═══ TASK INPUT ═══
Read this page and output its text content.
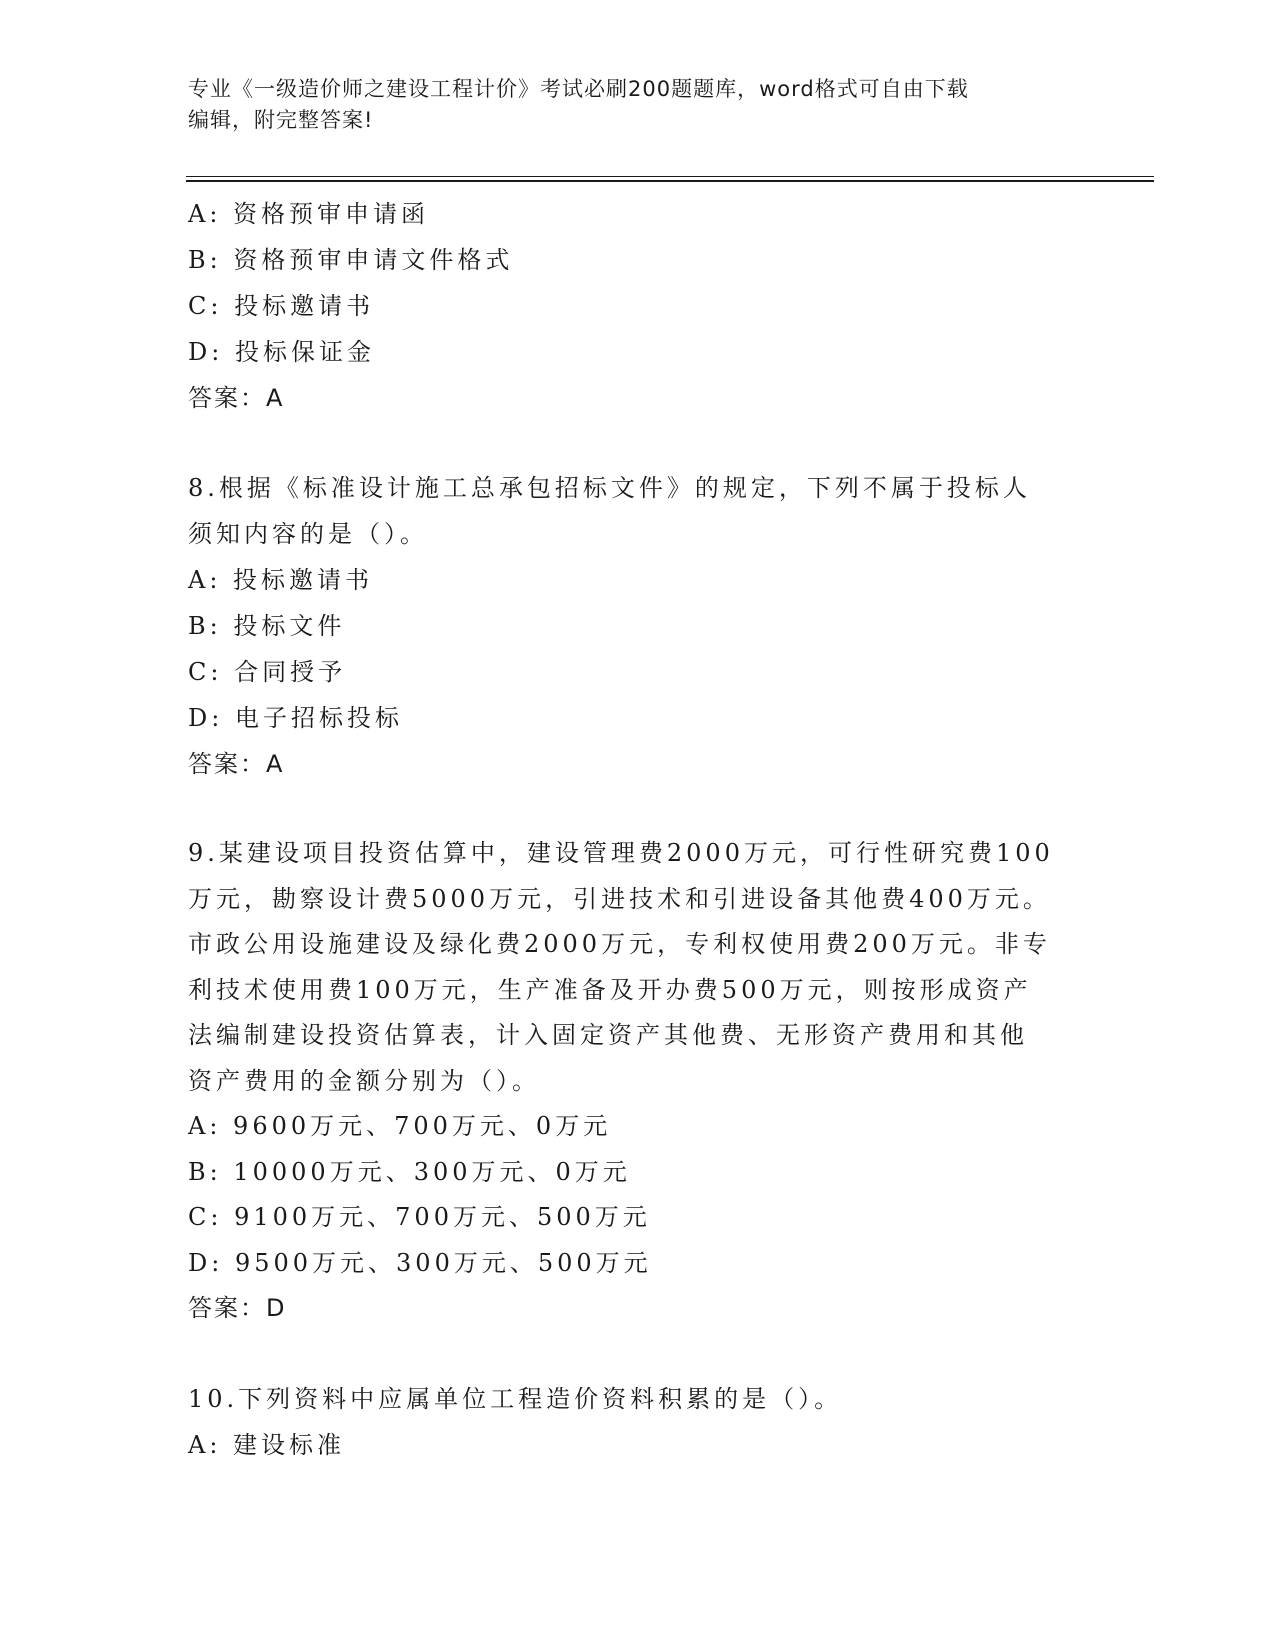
专业《一级造价师之建设工程计价》考试必刷200题题库，word格式可自由下载
编辑，附完整答案!
A: 资格预审申请函
B: 资格预审申请文件格式
C: 投标邀请书
D: 投标保证金
答案：A
8.根据《标准设计施工总承包招标文件》的规定，下列不属于投标人
须知内容的是（）。
A: 投标邀请书
B: 投标文件
C: 合同授予
D: 电子招标投标
答案：A
9.某建设项目投资估算中，建设管理费2000万元，可行性研究费100
万元，勘察设计费5000万元，引进技术和引进设备其他费400万元。
市政公用设施建设及绿化费2000万元，专利权使用费200万元。非专
利技术使用费100万元，生产准备及开办费500万元，则按形成资产
法编制建设投资估算表，计入固定资产其他费、无形资产费用和其他
资产费用的金额分别为（）。
A: 9600万元、700万元、0万元
B: 10000万元、300万元、0万元
C: 9100万元、700万元、500万元
D: 9500万元、300万元、500万元
答案：D
10.下列资料中应属单位工程造价资料积累的是（）。
A: 建设标准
═══
▶ WHAT IS EXPECTED
Leave the pictures out, and transcribe each of the records exactly.

▶ EXERCISE RESPONSE
Read this page and output its text content.
专业《一级造价师之建设工程计价》考试必刷200题题库，word格式可自由下载
编辑，附完整答案!
A: 资格预审申请函
B: 资格预审申请文件格式
C: 投标邀请书
D: 投标保证金
答案：A
8.根据《标准设计施工总承包招标文件》的规定，下列不属于投标人
须知内容的是（）。
A: 投标邀请书
B: 投标文件
C: 合同授予
D: 电子招标投标
答案：A
9.某建设项目投资估算中，建设管理费2000万元，可行性研究费100
万元，勘察设计费5000万元，引进技术和引进设备其他费400万元。
市政公用设施建设及绿化费2000万元，专利权使用费200万元。非专
利技术使用费100万元，生产准备及开办费500万元，则按形成资产
法编制建设投资估算表，计入固定资产其他费、无形资产费用和其他
资产费用的金额分别为（）。
A: 9600万元、700万元、0万元
B: 10000万元、300万元、0万元
C: 9100万元、700万元、500万元
D: 9500万元、300万元、500万元
答案：D
10.下列资料中应属单位工程造价资料积累的是（）。
A: 建设标准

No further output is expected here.